═══ Textauszug ═══

24.5.- 25.5.: von Grimsby nach Bridlington

Nun soll es endlich weiter gehen – mit einem Spaziergang verabschieden wir uns vom alten Grimsby.

Wir wollen nach Scarborough und fragen den Hafenmeister John, was wohl der beste Abreisezeitpunkt wäre. „Best time to start is 3 o’clock in the night.“ Drei Uhr nachts? John erklärt uns die Vorteile, die Schleuse hat dann die Tore geöffnet, wir kommen mit dem Strom den Humber raus und mit der dann einsetzenden Flut gut in Richtung Norden weiter.

Wir treffen auf dem Steg noch Wayne, der auch in Richtung Scarborough zusammen mit seinem 80 jährigen Freund segeln will. Die wollen tatsächlich auch um 3 Uhr starten. „I may wake you up.“, sagt Wayne halb im Scherz.

So um den richtigen Abreisezeitpunkt bestätigt, stelle ich noch den Wecker auf meinem tablet und auf dem Mobiltelefon und dann heisst es schlafen.

Früh klingelt es neben mir und ich greife das Mobiltelefon zuerst und bin genervt. Es ist erst 1:30 Uhr. Geklingelt hat’s auf dem tablet. Das hatte noch die deutsche Zeit und da ist es halt eine Stunde später.

Zeiten sind verwirrend beim Segeln. Die Bordzeit (unverändert die Zeit der Abreise) soll bei Eintragungen ins Logbuch verwendet werden. Mit den Leuten vor Ort kommuniziert man über die Ortszeit. Refferenzstände von Hochwasser und Niedrigwasser sind in UTC angegeben, also nicht vergessen, die im Reeds für jeden Ort angegebene Abweichung des Hochwassers zum Refferenzort (oft Dover) zu ermitteln und dabei Ortszeit und universal time code mit zu berücksichtigen. Alles klar?

Mir fehlt hier die Routine. Das zeigt sich noch später, als ich beim Einlaufen in den nächsten Hafen eigentlich ausreichend Wasser erwarte, wir bei der Hafeneinfahrt uns plötzlich gegen ablaufendes Wasser durch den Schlamm wursteln müssen um wenige Minuten später mitten in der Fahrspur des Fischereihafens stecken zu bleiben.

In der Nacht zur Abreise nehme ich im Halbschlaf den zweiten Wecker nicht mehr ernst. Ich überhöre ihn einfach. Als aber ein Motorgeräusch an unserem Schiff vorbeizieht, bin ich plötzlich wach. Das muss Wayne sein, der wollte mich doch Wecken. Ein Blick auf das Uhrenchaos bestätigt, wir haben den frühen Zeitpunkt verpasst.

Jetzt heißt es Schiff in Tagesbetrieb umbauen, schnell noch einen Tee für unterwegs kochen, zum Frühstück gibt es eine Scheibe trockenes Knäckebrot, dieses Mal soll das Essen bitte drin bleiben. Rolf, meiner neuer Mitsegler, hält sich an den Rat, möglichst wenig vor solch einer Reise zu essen.

═══ Material ═══

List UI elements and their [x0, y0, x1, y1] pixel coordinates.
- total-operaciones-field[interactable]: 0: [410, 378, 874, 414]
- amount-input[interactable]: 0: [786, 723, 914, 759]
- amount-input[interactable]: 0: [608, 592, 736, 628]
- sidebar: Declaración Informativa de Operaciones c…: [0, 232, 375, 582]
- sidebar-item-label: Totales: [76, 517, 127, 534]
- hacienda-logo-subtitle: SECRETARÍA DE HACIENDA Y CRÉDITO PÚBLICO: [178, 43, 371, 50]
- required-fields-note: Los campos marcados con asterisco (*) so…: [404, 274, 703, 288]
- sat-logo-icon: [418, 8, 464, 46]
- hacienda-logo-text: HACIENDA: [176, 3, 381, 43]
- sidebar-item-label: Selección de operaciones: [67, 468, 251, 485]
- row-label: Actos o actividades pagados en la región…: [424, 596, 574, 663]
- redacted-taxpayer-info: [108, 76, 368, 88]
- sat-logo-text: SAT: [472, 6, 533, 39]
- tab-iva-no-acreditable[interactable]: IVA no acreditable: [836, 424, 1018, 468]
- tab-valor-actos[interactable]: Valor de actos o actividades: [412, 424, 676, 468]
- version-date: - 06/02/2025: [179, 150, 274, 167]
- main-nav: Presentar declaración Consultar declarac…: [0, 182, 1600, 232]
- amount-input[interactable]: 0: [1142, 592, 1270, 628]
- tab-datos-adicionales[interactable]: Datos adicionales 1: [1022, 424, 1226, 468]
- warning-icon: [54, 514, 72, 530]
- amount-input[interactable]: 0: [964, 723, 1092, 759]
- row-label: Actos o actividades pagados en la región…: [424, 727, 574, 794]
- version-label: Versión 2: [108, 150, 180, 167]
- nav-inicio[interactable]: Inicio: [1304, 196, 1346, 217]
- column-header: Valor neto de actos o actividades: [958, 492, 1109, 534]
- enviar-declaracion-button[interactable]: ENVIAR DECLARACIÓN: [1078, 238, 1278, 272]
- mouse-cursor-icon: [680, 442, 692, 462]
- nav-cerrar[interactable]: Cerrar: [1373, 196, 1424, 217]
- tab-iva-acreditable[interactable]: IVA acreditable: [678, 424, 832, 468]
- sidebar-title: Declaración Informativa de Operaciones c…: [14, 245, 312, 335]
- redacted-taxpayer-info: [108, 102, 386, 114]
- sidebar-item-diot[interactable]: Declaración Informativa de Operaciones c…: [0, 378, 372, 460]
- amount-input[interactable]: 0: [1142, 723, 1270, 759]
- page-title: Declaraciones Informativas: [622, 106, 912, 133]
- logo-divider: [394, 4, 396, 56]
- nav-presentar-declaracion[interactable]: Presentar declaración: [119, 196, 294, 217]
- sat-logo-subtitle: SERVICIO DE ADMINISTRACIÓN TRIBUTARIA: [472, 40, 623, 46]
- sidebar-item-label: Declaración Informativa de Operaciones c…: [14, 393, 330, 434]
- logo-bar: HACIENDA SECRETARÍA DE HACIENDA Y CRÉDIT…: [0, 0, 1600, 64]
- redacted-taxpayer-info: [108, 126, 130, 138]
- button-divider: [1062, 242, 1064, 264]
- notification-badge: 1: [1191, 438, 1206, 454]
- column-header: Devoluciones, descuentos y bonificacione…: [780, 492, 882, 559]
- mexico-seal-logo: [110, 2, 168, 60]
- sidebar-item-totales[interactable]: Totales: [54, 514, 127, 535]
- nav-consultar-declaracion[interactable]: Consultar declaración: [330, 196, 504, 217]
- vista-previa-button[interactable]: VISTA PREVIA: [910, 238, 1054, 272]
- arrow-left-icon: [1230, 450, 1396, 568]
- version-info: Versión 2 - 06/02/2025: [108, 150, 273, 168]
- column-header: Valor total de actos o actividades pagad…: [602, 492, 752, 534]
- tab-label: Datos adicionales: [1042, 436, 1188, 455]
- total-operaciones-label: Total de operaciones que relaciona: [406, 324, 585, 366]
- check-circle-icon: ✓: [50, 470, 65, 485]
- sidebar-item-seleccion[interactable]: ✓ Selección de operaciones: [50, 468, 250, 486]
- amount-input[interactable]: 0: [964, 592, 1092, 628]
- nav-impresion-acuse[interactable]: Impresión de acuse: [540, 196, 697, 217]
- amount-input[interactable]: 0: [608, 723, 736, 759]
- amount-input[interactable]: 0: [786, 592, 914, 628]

═══

Schreibe aus dem Textauszug über die Fahrt von Grimsby nach Bridlington den Teil ab, der mit den Worten „Wir wollen nach“ einsetzt und mit „heisst es schlafen.“ schließt.

Wir wollen nach Scarborough und fragen den Hafenmeister John, was wohl der beste Abreisezeitpunkt wäre. „Best time to start is 3 o’clock in the night.“ Drei Uhr nachts? John erklärt uns die Vorteile, die Schleuse hat dann die Tore geöffnet, wir kommen mit dem Strom den Humber raus und mit der dann einsetzenden Flut gut in Richtung Norden weiter.

Wir treffen auf dem Steg noch Wayne, der auch in Richtung Scarborough zusammen mit seinem 80 jährigen Freund segeln will. Die wollen tatsächlich auch um 3 Uhr starten. „I may wake you up.“, sagt Wayne halb im Scherz.

So um den richtigen Abreisezeitpunkt bestätigt, stelle ich noch den Wecker auf meinem tablet und auf dem Mobiltelefon und dann heisst es schlafen.